— Source material —
--------------------------------

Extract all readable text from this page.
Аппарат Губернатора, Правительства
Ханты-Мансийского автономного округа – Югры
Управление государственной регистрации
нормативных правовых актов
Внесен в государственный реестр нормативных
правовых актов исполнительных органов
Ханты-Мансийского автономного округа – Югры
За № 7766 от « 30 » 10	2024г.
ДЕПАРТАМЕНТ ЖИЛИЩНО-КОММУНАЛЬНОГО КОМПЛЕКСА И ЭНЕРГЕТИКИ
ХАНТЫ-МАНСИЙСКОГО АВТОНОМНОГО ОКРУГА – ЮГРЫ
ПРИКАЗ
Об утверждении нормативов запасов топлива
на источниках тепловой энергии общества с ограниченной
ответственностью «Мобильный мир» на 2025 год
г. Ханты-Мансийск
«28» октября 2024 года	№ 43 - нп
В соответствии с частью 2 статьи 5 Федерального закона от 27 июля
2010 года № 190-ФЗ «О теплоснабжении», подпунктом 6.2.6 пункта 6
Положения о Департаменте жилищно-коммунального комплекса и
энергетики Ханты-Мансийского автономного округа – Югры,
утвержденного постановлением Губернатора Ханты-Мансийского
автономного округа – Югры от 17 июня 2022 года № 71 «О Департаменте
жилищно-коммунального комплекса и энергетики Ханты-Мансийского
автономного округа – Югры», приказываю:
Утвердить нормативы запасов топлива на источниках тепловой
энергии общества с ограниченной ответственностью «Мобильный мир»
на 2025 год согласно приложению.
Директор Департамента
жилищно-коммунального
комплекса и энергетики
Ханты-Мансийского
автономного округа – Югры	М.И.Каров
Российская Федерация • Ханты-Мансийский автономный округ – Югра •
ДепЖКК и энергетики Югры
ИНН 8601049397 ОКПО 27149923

--------------------------------

— Task description —
Quote the data in full, keeping each word unchanged.

— Solved exercise —
Extract all readable text from this page.
Аппарат Губернатора, Правительства
Ханты-Мансийского автономного округа – Югры
Управление государственной регистрации
нормативных правовых актов
Внесен в государственный реестр нормативных
правовых актов исполнительных органов
Ханты-Мансийского автономного округа – Югры
За № 7766 от « 30 » 10	2024г.
ДЕПАРТАМЕНТ ЖИЛИЩНО-КОММУНАЛЬНОГО КОМПЛЕКСА И ЭНЕРГЕТИКИ
ХАНТЫ-МАНСИЙСКОГО АВТОНОМНОГО ОКРУГА – ЮГРЫ
ПРИКАЗ
Об утверждении нормативов запасов топлива
на источниках тепловой энергии общества с ограниченной
ответственностью «Мобильный мир» на 2025 год
г. Ханты-Мансийск
«28» октября 2024 года	№ 43 - нп
В соответствии с частью 2 статьи 5 Федерального закона от 27 июля
2010 года № 190-ФЗ «О теплоснабжении», подпунктом 6.2.6 пункта 6
Положения о Департаменте жилищно-коммунального комплекса и
энергетики Ханты-Мансийского автономного округа – Югры,
утвержденного постановлением Губернатора Ханты-Мансийского
автономного округа – Югры от 17 июня 2022 года № 71 «О Департаменте
жилищно-коммунального комплекса и энергетики Ханты-Мансийского
автономного округа – Югры», приказываю:
Утвердить нормативы запасов топлива на источниках тепловой
энергии общества с ограниченной ответственностью «Мобильный мир»
на 2025 год согласно приложению.
Директор Департамента
жилищно-коммунального
комплекса и энергетики
Ханты-Мансийского
автономного округа – Югры	М.И.Каров
Российская Федерация • Ханты-Мансийский автономный округ – Югра •
ДепЖКК и энергетики Югры
ИНН 8601049397 ОКПО 27149923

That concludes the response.